(Dataset rows about figures)
##########

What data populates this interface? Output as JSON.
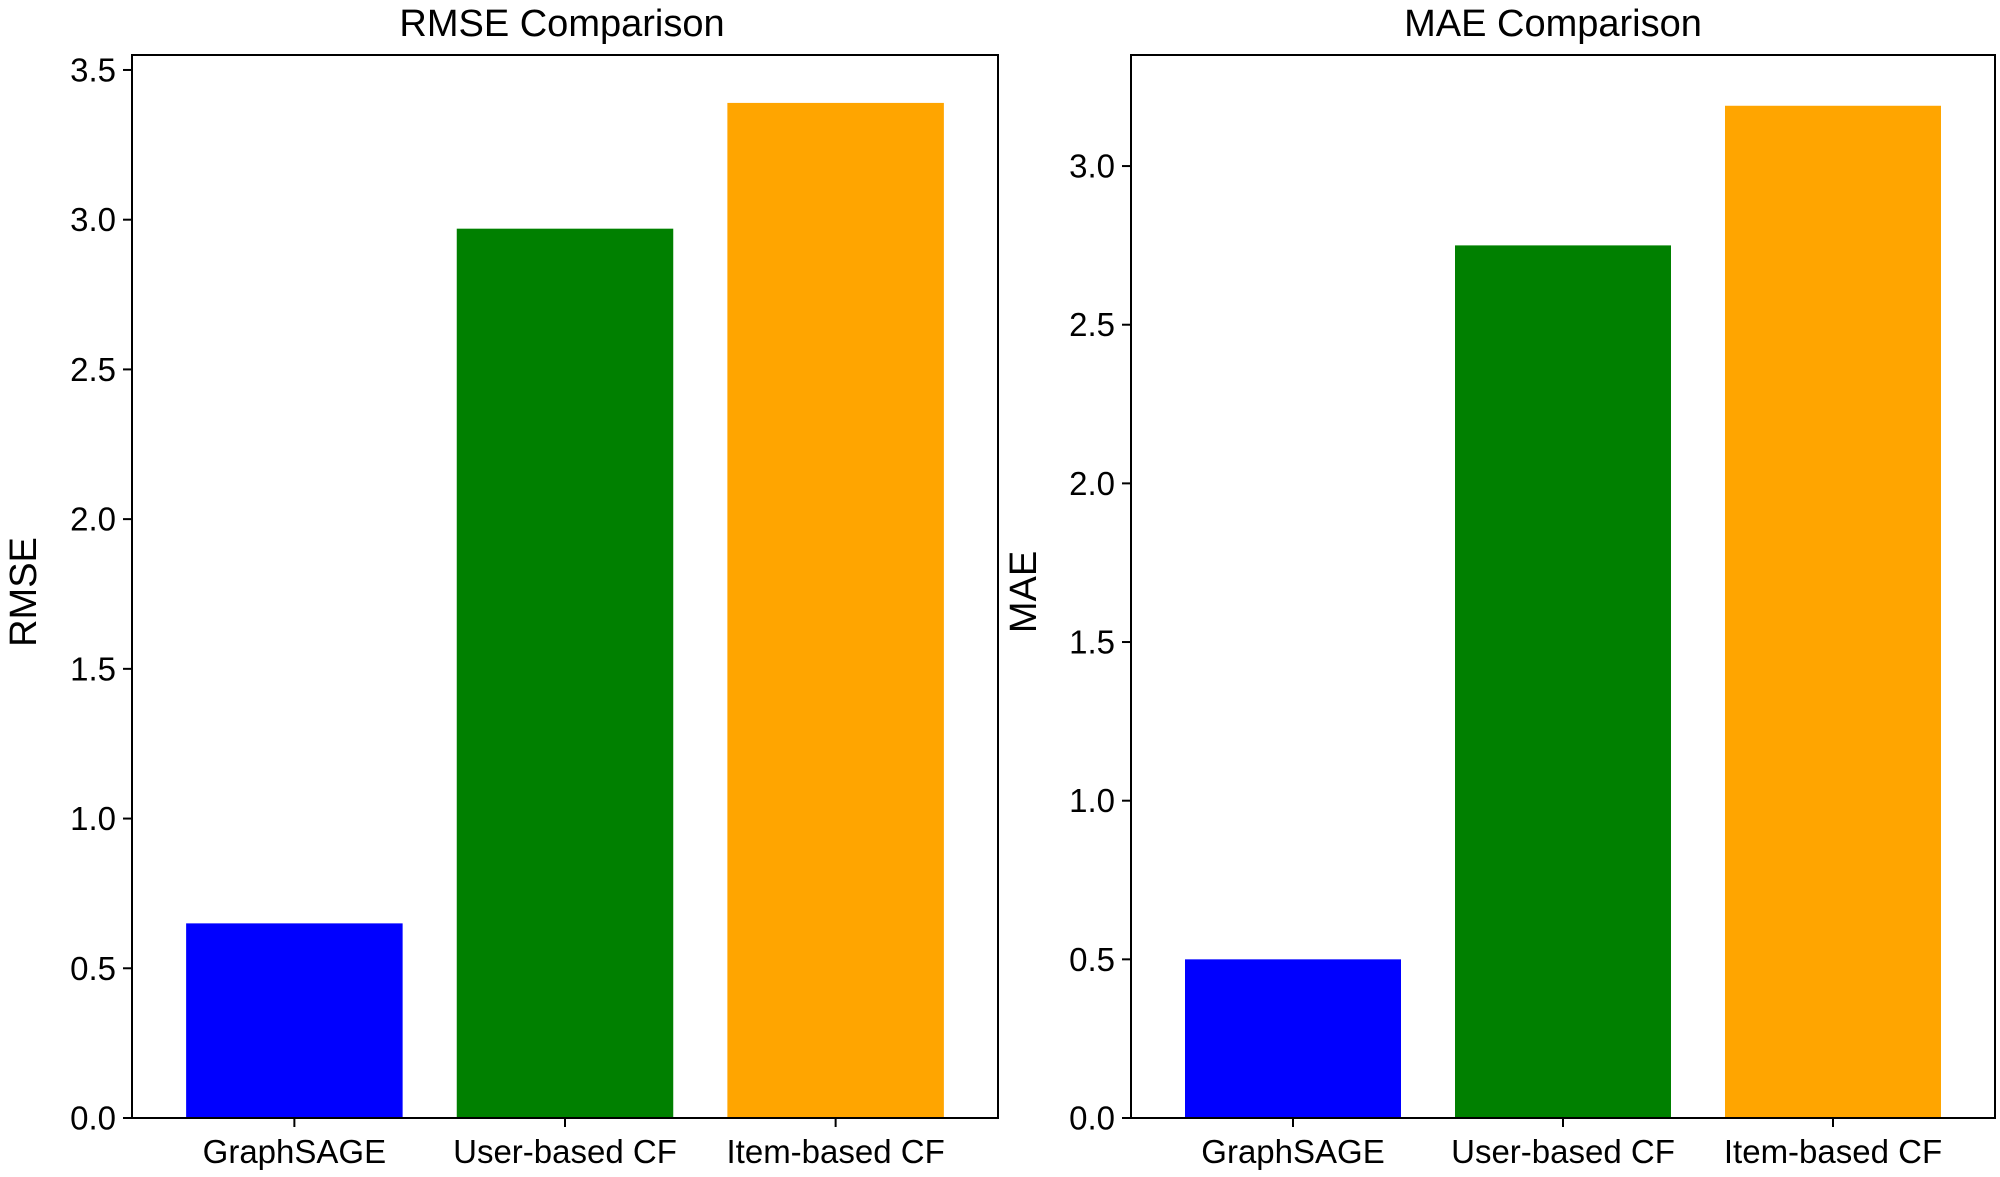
{
  "chart_data": [
    {
      "type": "bar",
      "title": "RMSE Comparison",
      "xlabel": "",
      "ylabel": "RMSE",
      "categories": [
        "GraphSAGE",
        "User-based CF",
        "Item-based CF"
      ],
      "values": [
        0.65,
        2.97,
        3.39
      ],
      "colors": [
        "#0000ff",
        "#008000",
        "#ffa500"
      ],
      "ylim": [
        0,
        3.55
      ],
      "yticks": [
        0.0,
        0.5,
        1.0,
        1.5,
        2.0,
        2.5,
        3.0,
        3.5
      ],
      "ytick_labels": [
        "0.0",
        "0.5",
        "1.0",
        "1.5",
        "2.0",
        "2.5",
        "3.0",
        "3.5"
      ],
      "grid": false,
      "legend": "none"
    },
    {
      "type": "bar",
      "title": "MAE Comparison",
      "xlabel": "",
      "ylabel": "MAE",
      "categories": [
        "GraphSAGE",
        "User-based CF",
        "Item-based CF"
      ],
      "values": [
        0.5,
        2.75,
        3.19
      ],
      "colors": [
        "#0000ff",
        "#008000",
        "#ffa500"
      ],
      "ylim": [
        0,
        3.35
      ],
      "yticks": [
        0.0,
        0.5,
        1.0,
        1.5,
        2.0,
        2.5,
        3.0
      ],
      "ytick_labels": [
        "0.0",
        "0.5",
        "1.0",
        "1.5",
        "2.0",
        "2.5",
        "3.0"
      ],
      "grid": false,
      "legend": "none"
    }
  ]
}
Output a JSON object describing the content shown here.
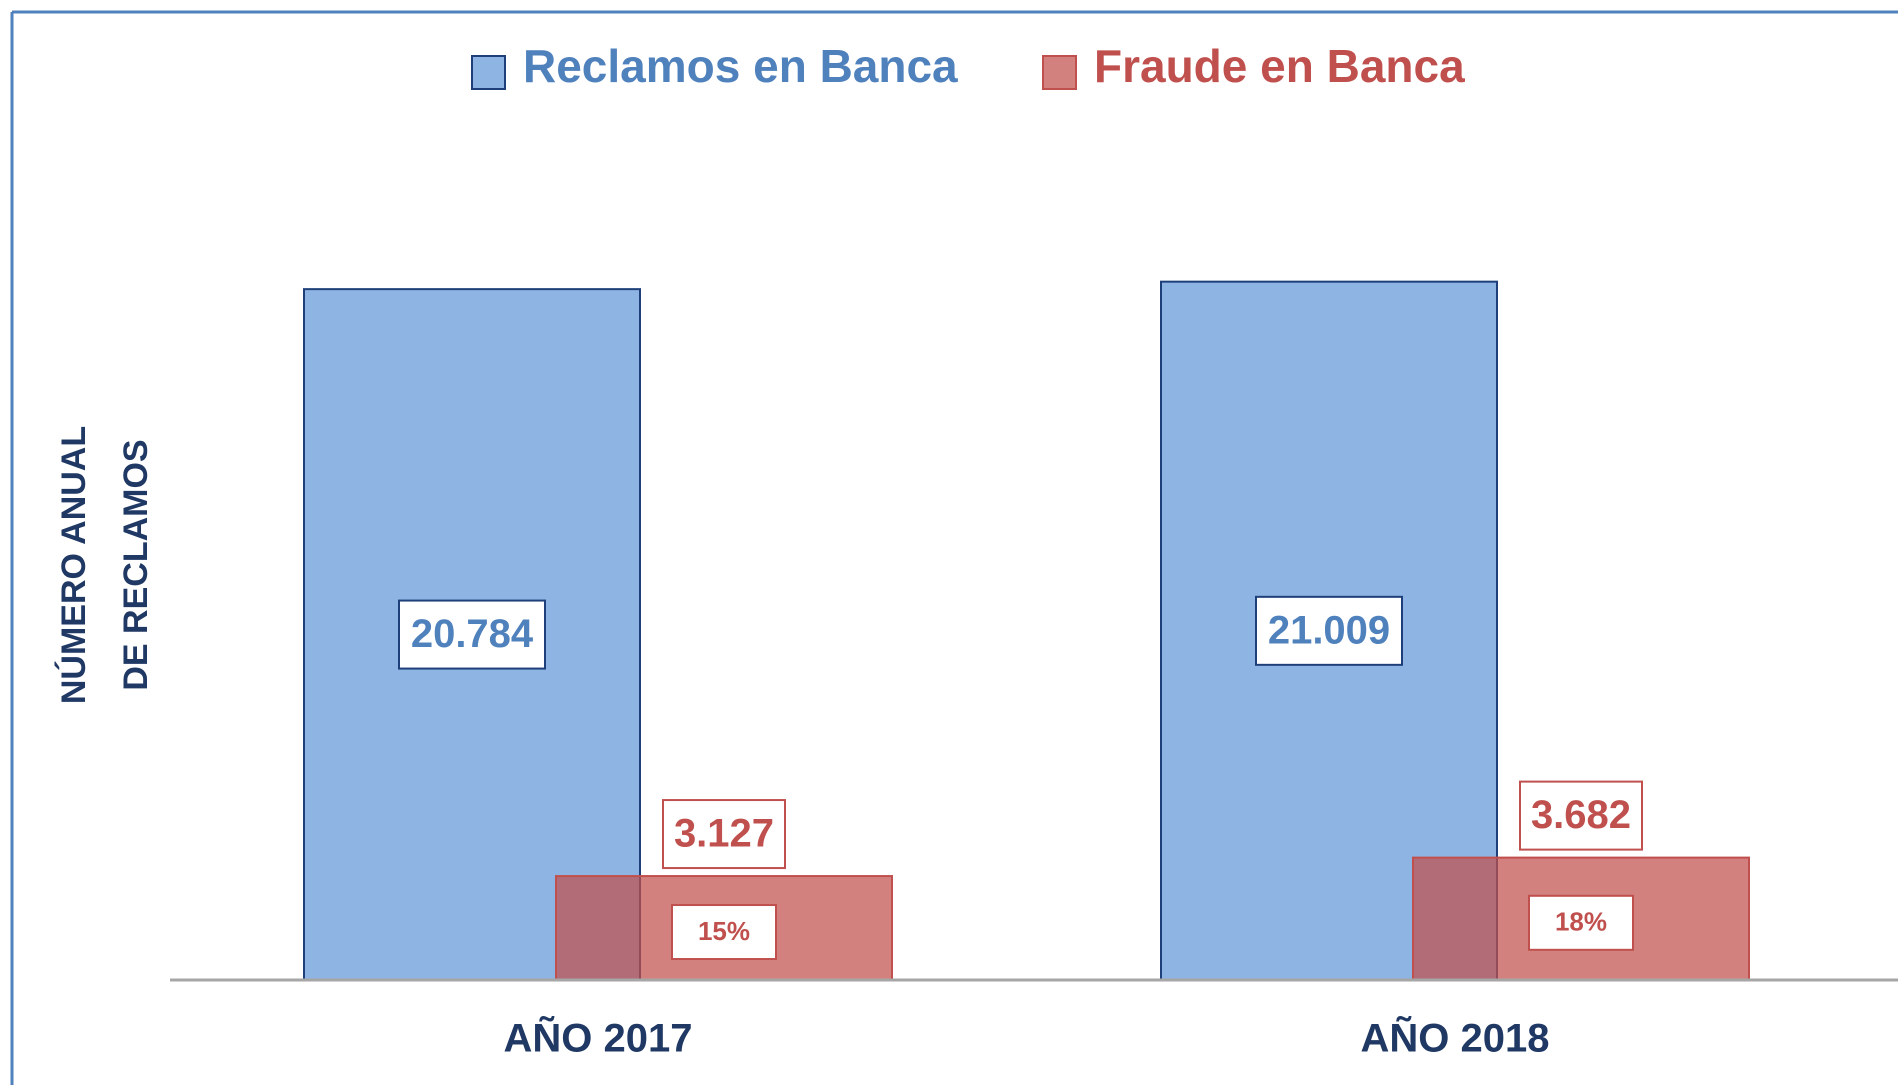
{
  "chart_data": {
    "type": "bar",
    "categories": [
      "AÑO 2017",
      "AÑO 2018"
    ],
    "series": [
      {
        "name": "Reclamos en Banca",
        "color": "#8eb4e3",
        "values": [
          20784,
          21009
        ],
        "value_labels": [
          "20.784",
          "21.009"
        ]
      },
      {
        "name": "Fraude en Banca",
        "color": "#c0504d",
        "values": [
          3127,
          3682
        ],
        "value_labels": [
          "3.127",
          "3.682"
        ],
        "share_labels": [
          "15%",
          "18%"
        ]
      }
    ],
    "ylabel": [
      "NÚMERO ANUAL",
      "DE RECLAMOS"
    ],
    "ylim": [
      0,
      25000
    ]
  }
}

##########

=== Task instructions ===
Reproduce the records verbatim, omitting all images they contain.

=== Written response ===
What data populates this interface? Output as JSON.
{
  "chart_data": [
    {
      "type": "bar",
      "title": "RMSE Comparison",
      "xlabel": "",
      "ylabel": "RMSE",
      "categories": [
        "GraphSAGE",
        "User-based CF",
        "Item-based CF"
      ],
      "values": [
        0.65,
        2.97,
        3.39
      ],
      "colors": [
        "#0000ff",
        "#008000",
        "#ffa500"
      ],
      "ylim": [
        0,
        3.55
      ],
      "yticks": [
        0.0,
        0.5,
        1.0,
        1.5,
        2.0,
        2.5,
        3.0,
        3.5
      ],
      "ytick_labels": [
        "0.0",
        "0.5",
        "1.0",
        "1.5",
        "2.0",
        "2.5",
        "3.0",
        "3.5"
      ],
      "grid": false,
      "legend": "none"
    },
    {
      "type": "bar",
      "title": "MAE Comparison",
      "xlabel": "",
      "ylabel": "MAE",
      "categories": [
        "GraphSAGE",
        "User-based CF",
        "Item-based CF"
      ],
      "values": [
        0.5,
        2.75,
        3.19
      ],
      "colors": [
        "#0000ff",
        "#008000",
        "#ffa500"
      ],
      "ylim": [
        0,
        3.35
      ],
      "yticks": [
        0.0,
        0.5,
        1.0,
        1.5,
        2.0,
        2.5,
        3.0
      ],
      "ytick_labels": [
        "0.0",
        "0.5",
        "1.0",
        "1.5",
        "2.0",
        "2.5",
        "3.0"
      ],
      "grid": false,
      "legend": "none"
    }
  ]
}
Output a JSON object describing the content shown here.
{
  "chart_data": {
    "type": "bar",
    "categories": [
      "AÑO 2017",
      "AÑO 2018"
    ],
    "series": [
      {
        "name": "Reclamos en Banca",
        "color": "#8eb4e3",
        "values": [
          20784,
          21009
        ],
        "value_labels": [
          "20.784",
          "21.009"
        ]
      },
      {
        "name": "Fraude en Banca",
        "color": "#c0504d",
        "values": [
          3127,
          3682
        ],
        "value_labels": [
          "3.127",
          "3.682"
        ],
        "share_labels": [
          "15%",
          "18%"
        ]
      }
    ],
    "ylabel": [
      "NÚMERO ANUAL",
      "DE RECLAMOS"
    ],
    "ylim": [
      0,
      25000
    ]
  }
}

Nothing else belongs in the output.